_What you should do_
Extract each line of the data and write it out again exactly.

_The records_
· · · · ·
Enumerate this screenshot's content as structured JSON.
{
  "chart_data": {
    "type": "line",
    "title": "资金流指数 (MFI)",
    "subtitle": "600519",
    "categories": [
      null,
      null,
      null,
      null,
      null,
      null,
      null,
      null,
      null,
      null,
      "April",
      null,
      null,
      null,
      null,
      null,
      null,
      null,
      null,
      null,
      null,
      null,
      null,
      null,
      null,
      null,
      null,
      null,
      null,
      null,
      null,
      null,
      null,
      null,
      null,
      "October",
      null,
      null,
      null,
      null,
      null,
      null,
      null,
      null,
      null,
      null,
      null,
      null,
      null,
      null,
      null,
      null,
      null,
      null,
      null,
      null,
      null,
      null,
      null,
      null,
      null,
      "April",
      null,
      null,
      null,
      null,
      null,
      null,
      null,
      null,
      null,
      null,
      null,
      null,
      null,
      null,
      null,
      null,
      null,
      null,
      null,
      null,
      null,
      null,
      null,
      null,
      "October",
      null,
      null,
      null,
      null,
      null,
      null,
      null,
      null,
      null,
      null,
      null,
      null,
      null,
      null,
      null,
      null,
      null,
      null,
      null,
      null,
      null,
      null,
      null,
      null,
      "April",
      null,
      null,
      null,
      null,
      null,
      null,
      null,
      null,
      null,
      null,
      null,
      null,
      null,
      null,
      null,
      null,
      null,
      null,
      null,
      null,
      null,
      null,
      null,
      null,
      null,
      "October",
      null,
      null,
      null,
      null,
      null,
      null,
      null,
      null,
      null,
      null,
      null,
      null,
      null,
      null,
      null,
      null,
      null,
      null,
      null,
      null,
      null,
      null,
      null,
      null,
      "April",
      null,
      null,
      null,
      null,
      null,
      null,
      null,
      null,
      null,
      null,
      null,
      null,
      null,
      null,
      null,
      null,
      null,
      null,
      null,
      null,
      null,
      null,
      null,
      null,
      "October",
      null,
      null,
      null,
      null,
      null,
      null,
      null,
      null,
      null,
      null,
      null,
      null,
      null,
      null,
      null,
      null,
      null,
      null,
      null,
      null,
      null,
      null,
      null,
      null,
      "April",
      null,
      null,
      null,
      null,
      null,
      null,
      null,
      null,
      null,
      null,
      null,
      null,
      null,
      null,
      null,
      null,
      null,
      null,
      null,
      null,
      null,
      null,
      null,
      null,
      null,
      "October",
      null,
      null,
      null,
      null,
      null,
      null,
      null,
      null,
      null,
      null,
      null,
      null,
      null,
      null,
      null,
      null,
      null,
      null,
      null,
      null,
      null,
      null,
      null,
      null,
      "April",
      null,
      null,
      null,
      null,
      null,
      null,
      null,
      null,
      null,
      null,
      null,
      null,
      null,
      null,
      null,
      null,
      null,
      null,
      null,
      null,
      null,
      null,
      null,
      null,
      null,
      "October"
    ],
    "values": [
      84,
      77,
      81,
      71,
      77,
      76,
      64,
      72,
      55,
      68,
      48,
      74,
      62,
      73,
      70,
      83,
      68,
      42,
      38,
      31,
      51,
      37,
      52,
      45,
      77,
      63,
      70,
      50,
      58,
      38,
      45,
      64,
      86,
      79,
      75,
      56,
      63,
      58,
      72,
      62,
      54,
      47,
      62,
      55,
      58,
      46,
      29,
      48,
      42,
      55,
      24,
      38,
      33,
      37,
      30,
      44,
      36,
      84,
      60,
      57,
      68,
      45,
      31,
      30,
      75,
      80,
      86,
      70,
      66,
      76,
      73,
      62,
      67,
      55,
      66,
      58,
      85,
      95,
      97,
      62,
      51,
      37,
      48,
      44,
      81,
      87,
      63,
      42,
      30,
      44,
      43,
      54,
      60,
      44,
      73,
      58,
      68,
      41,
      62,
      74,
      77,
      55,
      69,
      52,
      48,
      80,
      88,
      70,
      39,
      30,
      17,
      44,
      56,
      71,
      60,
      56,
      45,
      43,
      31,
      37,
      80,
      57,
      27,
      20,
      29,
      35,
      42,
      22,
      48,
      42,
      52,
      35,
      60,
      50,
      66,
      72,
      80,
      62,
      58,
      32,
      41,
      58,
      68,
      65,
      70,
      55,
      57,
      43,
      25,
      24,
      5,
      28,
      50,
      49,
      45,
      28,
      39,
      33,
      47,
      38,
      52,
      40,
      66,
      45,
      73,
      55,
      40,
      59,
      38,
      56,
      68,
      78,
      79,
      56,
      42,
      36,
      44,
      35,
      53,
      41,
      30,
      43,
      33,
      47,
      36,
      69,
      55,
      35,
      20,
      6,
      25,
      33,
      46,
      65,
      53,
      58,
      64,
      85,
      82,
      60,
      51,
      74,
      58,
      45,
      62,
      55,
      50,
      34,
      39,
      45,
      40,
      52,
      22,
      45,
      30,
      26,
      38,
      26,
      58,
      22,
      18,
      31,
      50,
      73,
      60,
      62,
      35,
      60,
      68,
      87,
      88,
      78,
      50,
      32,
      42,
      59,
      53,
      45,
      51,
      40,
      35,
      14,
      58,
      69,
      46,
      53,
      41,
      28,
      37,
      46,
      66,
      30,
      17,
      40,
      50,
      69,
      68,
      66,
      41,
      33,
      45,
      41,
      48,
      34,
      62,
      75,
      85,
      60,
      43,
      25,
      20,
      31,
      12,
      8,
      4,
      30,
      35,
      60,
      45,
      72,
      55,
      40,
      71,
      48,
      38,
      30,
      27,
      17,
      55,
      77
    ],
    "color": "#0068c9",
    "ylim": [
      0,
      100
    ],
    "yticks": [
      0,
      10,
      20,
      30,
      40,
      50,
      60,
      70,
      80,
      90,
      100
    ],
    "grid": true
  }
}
· · · · ·
_Exercise output_
Enumerate this screenshot's content as structured JSON.
{
  "chart_data": {
    "type": "line",
    "title": "资金流指数 (MFI)",
    "subtitle": "600519",
    "categories": [
      null,
      null,
      null,
      null,
      null,
      null,
      null,
      null,
      null,
      null,
      "April",
      null,
      null,
      null,
      null,
      null,
      null,
      null,
      null,
      null,
      null,
      null,
      null,
      null,
      null,
      null,
      null,
      null,
      null,
      null,
      null,
      null,
      null,
      null,
      null,
      "October",
      null,
      null,
      null,
      null,
      null,
      null,
      null,
      null,
      null,
      null,
      null,
      null,
      null,
      null,
      null,
      null,
      null,
      null,
      null,
      null,
      null,
      null,
      null,
      null,
      null,
      "April",
      null,
      null,
      null,
      null,
      null,
      null,
      null,
      null,
      null,
      null,
      null,
      null,
      null,
      null,
      null,
      null,
      null,
      null,
      null,
      null,
      null,
      null,
      null,
      null,
      "October",
      null,
      null,
      null,
      null,
      null,
      null,
      null,
      null,
      null,
      null,
      null,
      null,
      null,
      null,
      null,
      null,
      null,
      null,
      null,
      null,
      null,
      null,
      null,
      null,
      "April",
      null,
      null,
      null,
      null,
      null,
      null,
      null,
      null,
      null,
      null,
      null,
      null,
      null,
      null,
      null,
      null,
      null,
      null,
      null,
      null,
      null,
      null,
      null,
      null,
      null,
      "October",
      null,
      null,
      null,
      null,
      null,
      null,
      null,
      null,
      null,
      null,
      null,
      null,
      null,
      null,
      null,
      null,
      null,
      null,
      null,
      null,
      null,
      null,
      null,
      null,
      "April",
      null,
      null,
      null,
      null,
      null,
      null,
      null,
      null,
      null,
      null,
      null,
      null,
      null,
      null,
      null,
      null,
      null,
      null,
      null,
      null,
      null,
      null,
      null,
      null,
      "October",
      null,
      null,
      null,
      null,
      null,
      null,
      null,
      null,
      null,
      null,
      null,
      null,
      null,
      null,
      null,
      null,
      null,
      null,
      null,
      null,
      null,
      null,
      null,
      null,
      "April",
      null,
      null,
      null,
      null,
      null,
      null,
      null,
      null,
      null,
      null,
      null,
      null,
      null,
      null,
      null,
      null,
      null,
      null,
      null,
      null,
      null,
      null,
      null,
      null,
      null,
      "October",
      null,
      null,
      null,
      null,
      null,
      null,
      null,
      null,
      null,
      null,
      null,
      null,
      null,
      null,
      null,
      null,
      null,
      null,
      null,
      null,
      null,
      null,
      null,
      null,
      "April",
      null,
      null,
      null,
      null,
      null,
      null,
      null,
      null,
      null,
      null,
      null,
      null,
      null,
      null,
      null,
      null,
      null,
      null,
      null,
      null,
      null,
      null,
      null,
      null,
      null,
      "October"
    ],
    "values": [
      84,
      77,
      81,
      71,
      77,
      76,
      64,
      72,
      55,
      68,
      48,
      74,
      62,
      73,
      70,
      83,
      68,
      42,
      38,
      31,
      51,
      37,
      52,
      45,
      77,
      63,
      70,
      50,
      58,
      38,
      45,
      64,
      86,
      79,
      75,
      56,
      63,
      58,
      72,
      62,
      54,
      47,
      62,
      55,
      58,
      46,
      29,
      48,
      42,
      55,
      24,
      38,
      33,
      37,
      30,
      44,
      36,
      84,
      60,
      57,
      68,
      45,
      31,
      30,
      75,
      80,
      86,
      70,
      66,
      76,
      73,
      62,
      67,
      55,
      66,
      58,
      85,
      95,
      97,
      62,
      51,
      37,
      48,
      44,
      81,
      87,
      63,
      42,
      30,
      44,
      43,
      54,
      60,
      44,
      73,
      58,
      68,
      41,
      62,
      74,
      77,
      55,
      69,
      52,
      48,
      80,
      88,
      70,
      39,
      30,
      17,
      44,
      56,
      71,
      60,
      56,
      45,
      43,
      31,
      37,
      80,
      57,
      27,
      20,
      29,
      35,
      42,
      22,
      48,
      42,
      52,
      35,
      60,
      50,
      66,
      72,
      80,
      62,
      58,
      32,
      41,
      58,
      68,
      65,
      70,
      55,
      57,
      43,
      25,
      24,
      5,
      28,
      50,
      49,
      45,
      28,
      39,
      33,
      47,
      38,
      52,
      40,
      66,
      45,
      73,
      55,
      40,
      59,
      38,
      56,
      68,
      78,
      79,
      56,
      42,
      36,
      44,
      35,
      53,
      41,
      30,
      43,
      33,
      47,
      36,
      69,
      55,
      35,
      20,
      6,
      25,
      33,
      46,
      65,
      53,
      58,
      64,
      85,
      82,
      60,
      51,
      74,
      58,
      45,
      62,
      55,
      50,
      34,
      39,
      45,
      40,
      52,
      22,
      45,
      30,
      26,
      38,
      26,
      58,
      22,
      18,
      31,
      50,
      73,
      60,
      62,
      35,
      60,
      68,
      87,
      88,
      78,
      50,
      32,
      42,
      59,
      53,
      45,
      51,
      40,
      35,
      14,
      58,
      69,
      46,
      53,
      41,
      28,
      37,
      46,
      66,
      30,
      17,
      40,
      50,
      69,
      68,
      66,
      41,
      33,
      45,
      41,
      48,
      34,
      62,
      75,
      85,
      60,
      43,
      25,
      20,
      31,
      12,
      8,
      4,
      30,
      35,
      60,
      45,
      72,
      55,
      40,
      71,
      48,
      38,
      30,
      27,
      17,
      55,
      77
    ],
    "color": "#0068c9",
    "ylim": [
      0,
      100
    ],
    "yticks": [
      0,
      10,
      20,
      30,
      40,
      50,
      60,
      70,
      80,
      90,
      100
    ],
    "grid": true
  }
}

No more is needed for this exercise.